## Set exercise:
For each line below that includes the word "JSON", make a copy.

## Provided data:
----
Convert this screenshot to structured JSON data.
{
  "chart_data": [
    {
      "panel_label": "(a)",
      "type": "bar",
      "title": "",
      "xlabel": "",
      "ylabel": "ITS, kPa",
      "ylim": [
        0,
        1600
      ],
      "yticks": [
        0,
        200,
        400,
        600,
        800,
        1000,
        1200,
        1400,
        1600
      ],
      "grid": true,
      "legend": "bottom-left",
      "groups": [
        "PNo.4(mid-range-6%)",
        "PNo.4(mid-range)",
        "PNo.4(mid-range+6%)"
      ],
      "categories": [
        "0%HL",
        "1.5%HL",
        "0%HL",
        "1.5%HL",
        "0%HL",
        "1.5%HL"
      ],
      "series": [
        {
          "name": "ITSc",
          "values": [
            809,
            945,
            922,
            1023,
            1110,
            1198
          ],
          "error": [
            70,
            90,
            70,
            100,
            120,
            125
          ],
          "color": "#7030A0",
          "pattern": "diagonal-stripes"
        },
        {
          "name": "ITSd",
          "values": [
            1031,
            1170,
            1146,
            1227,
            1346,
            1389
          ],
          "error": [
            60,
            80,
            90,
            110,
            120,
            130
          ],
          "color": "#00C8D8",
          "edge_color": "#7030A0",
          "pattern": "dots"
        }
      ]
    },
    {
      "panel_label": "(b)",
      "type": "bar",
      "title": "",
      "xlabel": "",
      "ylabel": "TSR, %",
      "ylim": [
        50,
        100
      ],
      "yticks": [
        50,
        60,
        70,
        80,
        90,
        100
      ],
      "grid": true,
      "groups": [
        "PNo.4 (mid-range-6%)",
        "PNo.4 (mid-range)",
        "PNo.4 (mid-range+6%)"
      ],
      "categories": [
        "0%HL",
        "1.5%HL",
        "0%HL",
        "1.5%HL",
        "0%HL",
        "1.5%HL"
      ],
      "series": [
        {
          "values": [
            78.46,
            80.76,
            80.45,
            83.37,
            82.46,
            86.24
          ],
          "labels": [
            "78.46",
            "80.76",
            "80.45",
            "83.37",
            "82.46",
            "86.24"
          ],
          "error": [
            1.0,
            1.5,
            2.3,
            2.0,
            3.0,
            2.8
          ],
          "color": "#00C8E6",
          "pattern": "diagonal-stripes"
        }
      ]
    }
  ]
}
----
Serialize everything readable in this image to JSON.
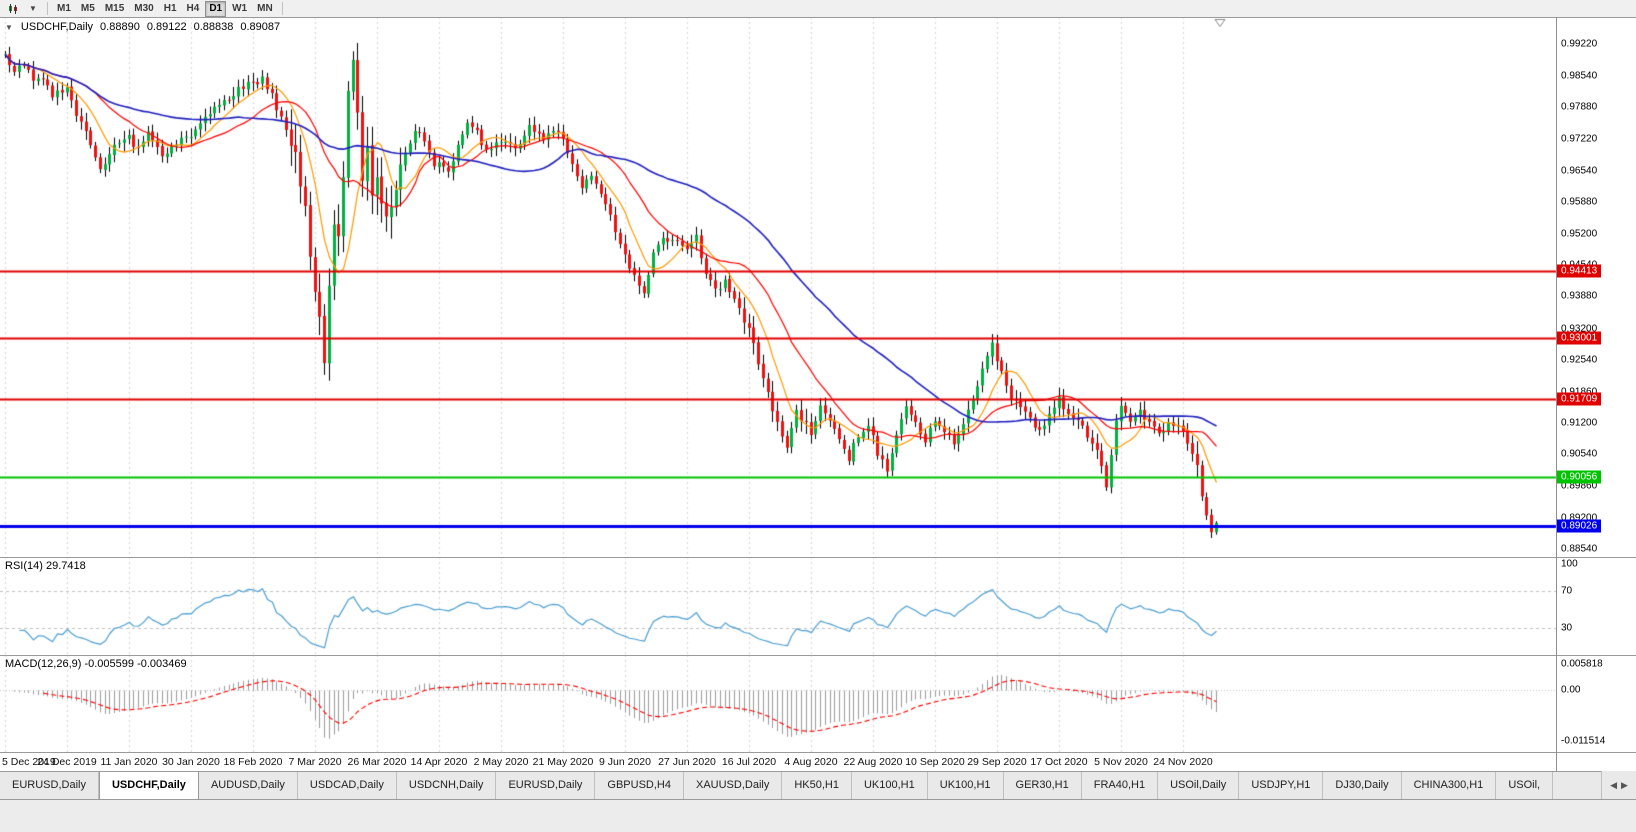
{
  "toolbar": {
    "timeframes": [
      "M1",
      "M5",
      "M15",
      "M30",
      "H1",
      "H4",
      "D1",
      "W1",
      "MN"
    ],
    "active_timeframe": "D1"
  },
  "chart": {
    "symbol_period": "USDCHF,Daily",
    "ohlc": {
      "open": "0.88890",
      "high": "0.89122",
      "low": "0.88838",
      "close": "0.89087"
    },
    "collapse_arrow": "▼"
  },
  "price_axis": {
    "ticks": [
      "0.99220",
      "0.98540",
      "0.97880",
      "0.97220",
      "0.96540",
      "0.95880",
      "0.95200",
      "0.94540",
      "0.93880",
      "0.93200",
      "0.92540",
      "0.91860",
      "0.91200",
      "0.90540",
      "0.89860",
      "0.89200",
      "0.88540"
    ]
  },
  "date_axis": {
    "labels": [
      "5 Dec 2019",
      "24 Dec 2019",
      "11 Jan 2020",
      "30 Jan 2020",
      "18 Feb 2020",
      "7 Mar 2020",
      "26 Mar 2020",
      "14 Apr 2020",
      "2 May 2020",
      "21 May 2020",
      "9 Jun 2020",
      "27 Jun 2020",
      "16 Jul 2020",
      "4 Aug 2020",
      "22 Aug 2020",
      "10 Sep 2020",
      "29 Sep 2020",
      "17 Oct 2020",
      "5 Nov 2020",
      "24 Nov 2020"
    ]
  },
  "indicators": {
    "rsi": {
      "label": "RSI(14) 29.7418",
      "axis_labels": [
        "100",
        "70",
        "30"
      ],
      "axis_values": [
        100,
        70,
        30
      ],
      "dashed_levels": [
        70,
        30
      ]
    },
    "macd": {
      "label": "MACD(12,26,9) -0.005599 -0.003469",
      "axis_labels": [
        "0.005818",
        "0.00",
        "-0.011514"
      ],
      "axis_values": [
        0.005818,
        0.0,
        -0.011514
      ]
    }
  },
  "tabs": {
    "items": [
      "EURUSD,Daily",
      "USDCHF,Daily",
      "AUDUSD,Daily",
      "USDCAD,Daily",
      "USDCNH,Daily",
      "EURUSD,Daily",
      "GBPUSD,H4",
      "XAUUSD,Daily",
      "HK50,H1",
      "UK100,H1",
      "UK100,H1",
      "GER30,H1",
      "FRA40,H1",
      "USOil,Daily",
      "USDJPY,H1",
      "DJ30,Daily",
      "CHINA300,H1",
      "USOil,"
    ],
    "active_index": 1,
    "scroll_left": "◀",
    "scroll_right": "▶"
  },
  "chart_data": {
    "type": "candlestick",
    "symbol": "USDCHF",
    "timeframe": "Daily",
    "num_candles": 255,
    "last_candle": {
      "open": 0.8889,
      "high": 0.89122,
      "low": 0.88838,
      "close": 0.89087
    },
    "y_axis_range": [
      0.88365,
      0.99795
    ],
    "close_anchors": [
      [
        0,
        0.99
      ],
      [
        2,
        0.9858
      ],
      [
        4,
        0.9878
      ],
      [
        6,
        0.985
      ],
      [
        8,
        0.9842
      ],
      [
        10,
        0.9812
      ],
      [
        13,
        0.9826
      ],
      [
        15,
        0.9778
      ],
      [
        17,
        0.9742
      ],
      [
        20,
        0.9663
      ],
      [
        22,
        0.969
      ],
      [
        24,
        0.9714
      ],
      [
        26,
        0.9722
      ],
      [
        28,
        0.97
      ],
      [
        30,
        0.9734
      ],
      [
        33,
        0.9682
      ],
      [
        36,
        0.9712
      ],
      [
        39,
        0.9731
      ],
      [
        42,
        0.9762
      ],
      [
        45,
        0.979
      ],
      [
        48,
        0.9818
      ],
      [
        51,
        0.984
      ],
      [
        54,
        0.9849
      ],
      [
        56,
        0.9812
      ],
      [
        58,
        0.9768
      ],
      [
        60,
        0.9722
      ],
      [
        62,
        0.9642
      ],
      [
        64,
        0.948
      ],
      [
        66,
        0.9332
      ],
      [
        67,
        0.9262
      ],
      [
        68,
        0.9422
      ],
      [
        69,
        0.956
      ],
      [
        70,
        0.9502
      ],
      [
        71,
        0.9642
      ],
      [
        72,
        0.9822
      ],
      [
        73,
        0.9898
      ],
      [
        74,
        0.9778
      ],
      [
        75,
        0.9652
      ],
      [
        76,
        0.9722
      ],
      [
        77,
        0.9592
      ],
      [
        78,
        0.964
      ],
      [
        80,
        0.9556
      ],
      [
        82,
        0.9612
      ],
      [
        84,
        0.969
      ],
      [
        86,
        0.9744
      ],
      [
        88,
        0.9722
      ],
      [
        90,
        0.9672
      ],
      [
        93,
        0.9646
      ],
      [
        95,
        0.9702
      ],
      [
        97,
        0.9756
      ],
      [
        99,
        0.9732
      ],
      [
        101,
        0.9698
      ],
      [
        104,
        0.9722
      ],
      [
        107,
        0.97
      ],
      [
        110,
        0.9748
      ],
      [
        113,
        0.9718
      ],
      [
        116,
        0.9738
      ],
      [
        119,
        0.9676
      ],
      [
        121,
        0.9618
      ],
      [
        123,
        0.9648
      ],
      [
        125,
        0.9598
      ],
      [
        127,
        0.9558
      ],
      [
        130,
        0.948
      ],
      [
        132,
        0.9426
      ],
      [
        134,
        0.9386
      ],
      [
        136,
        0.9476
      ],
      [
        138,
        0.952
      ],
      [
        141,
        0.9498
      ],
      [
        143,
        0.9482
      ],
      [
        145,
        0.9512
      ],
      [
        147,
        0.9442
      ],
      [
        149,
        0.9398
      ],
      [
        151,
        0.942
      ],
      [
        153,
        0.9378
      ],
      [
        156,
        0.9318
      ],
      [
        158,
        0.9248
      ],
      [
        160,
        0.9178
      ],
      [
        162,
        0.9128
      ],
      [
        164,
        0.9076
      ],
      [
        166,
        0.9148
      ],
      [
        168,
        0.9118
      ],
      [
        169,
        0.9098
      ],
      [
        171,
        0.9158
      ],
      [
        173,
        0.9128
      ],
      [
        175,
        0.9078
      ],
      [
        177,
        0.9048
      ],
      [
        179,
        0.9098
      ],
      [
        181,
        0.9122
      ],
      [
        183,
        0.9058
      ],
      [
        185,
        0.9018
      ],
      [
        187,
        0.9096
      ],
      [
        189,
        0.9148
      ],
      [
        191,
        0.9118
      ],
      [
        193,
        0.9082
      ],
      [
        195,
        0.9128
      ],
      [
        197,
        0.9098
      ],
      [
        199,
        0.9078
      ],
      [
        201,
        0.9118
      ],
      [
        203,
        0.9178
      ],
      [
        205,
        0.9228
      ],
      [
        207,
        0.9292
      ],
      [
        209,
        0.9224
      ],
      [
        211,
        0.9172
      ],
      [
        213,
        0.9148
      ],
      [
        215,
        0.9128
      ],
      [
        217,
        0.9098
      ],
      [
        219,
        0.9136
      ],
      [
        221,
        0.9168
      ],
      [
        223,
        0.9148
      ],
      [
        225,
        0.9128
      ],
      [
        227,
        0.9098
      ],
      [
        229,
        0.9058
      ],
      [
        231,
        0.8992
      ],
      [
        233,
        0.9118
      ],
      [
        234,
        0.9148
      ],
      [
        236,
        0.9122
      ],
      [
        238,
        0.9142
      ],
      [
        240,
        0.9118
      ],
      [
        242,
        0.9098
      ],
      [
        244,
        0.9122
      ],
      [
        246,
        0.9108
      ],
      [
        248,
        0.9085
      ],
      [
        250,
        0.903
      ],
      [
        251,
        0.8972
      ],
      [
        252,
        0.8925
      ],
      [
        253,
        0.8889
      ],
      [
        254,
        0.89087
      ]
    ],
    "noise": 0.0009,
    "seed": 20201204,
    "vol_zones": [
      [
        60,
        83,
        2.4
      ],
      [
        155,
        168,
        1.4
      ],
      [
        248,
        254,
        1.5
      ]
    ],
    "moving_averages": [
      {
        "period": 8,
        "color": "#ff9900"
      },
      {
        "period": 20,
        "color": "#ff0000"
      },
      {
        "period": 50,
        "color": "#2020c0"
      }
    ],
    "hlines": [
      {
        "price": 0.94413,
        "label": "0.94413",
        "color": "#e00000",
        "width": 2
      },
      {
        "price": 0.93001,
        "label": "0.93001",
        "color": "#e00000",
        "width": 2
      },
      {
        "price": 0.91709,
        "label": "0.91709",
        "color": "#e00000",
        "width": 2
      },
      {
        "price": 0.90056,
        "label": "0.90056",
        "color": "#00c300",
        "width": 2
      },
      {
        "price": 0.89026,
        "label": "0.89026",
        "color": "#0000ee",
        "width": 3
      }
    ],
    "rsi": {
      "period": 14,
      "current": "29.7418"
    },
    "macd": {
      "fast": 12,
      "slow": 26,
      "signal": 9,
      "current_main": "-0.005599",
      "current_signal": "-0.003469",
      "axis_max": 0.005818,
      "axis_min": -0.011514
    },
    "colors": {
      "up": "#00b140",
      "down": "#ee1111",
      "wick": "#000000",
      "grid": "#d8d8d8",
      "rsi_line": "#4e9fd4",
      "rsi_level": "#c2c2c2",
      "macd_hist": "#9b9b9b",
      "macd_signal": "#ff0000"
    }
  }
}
----
## The answer:
Convert this screenshot to structured JSON data.
Serialize everything readable in this image to JSON.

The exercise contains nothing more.